WORK TO BE COMPLETED
Reproduce the records below exactly as they appear, omitting any pictures they contain.

-----

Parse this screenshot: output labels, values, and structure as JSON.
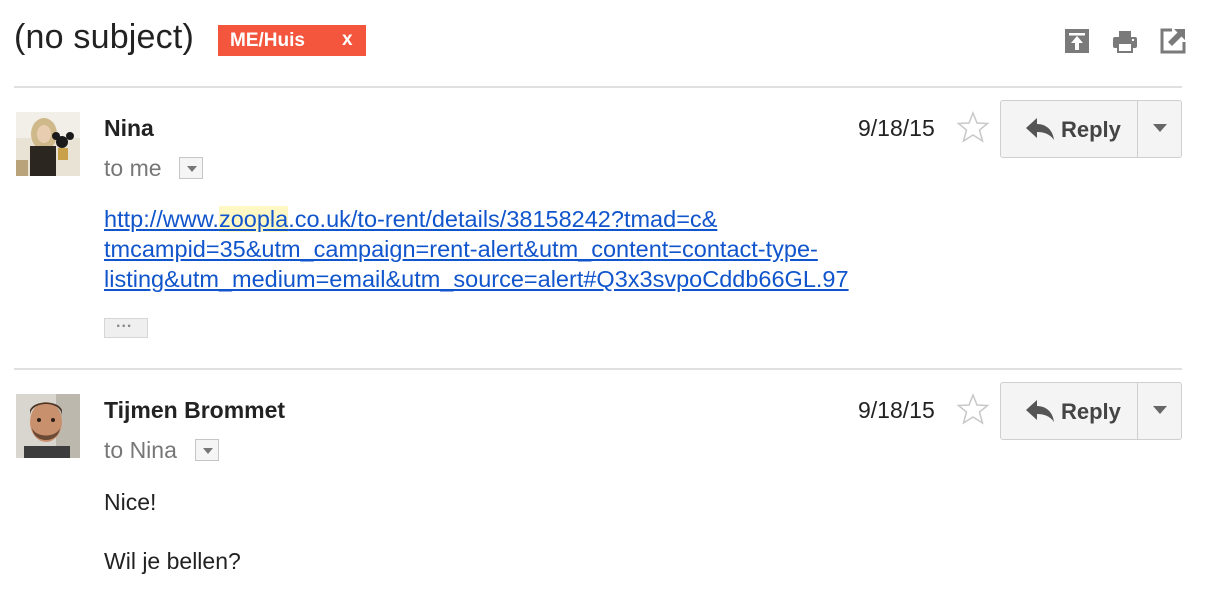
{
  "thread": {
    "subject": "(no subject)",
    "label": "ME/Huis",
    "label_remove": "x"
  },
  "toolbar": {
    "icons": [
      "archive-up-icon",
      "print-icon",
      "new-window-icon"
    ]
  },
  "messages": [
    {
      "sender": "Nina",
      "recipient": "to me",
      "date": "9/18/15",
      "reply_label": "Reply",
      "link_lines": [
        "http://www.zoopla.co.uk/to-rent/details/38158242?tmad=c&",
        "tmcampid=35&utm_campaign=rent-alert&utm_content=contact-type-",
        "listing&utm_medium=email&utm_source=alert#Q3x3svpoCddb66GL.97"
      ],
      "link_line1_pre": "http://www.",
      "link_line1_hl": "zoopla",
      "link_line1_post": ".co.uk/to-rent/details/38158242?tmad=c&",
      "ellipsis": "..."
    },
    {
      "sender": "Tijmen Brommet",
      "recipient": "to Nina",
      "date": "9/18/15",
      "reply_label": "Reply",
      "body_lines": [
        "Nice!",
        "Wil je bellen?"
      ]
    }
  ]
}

-----

REPLY TO THE TASK
Parse this screenshot: output labels, values, and structure as JSON.
{
  "thread": {
    "subject": "(no subject)",
    "label": "ME/Huis",
    "label_remove": "x"
  },
  "toolbar": {
    "icons": [
      "archive-up-icon",
      "print-icon",
      "new-window-icon"
    ]
  },
  "messages": [
    {
      "sender": "Nina",
      "recipient": "to me",
      "date": "9/18/15",
      "reply_label": "Reply",
      "link_lines": [
        "http://www.zoopla.co.uk/to-rent/details/38158242?tmad=c&",
        "tmcampid=35&utm_campaign=rent-alert&utm_content=contact-type-",
        "listing&utm_medium=email&utm_source=alert#Q3x3svpoCddb66GL.97"
      ],
      "link_line1_pre": "http://www.",
      "link_line1_hl": "zoopla",
      "link_line1_post": ".co.uk/to-rent/details/38158242?tmad=c&",
      "ellipsis": "..."
    },
    {
      "sender": "Tijmen Brommet",
      "recipient": "to Nina",
      "date": "9/18/15",
      "reply_label": "Reply",
      "body_lines": [
        "Nice!",
        "Wil je bellen?"
      ]
    }
  ]
}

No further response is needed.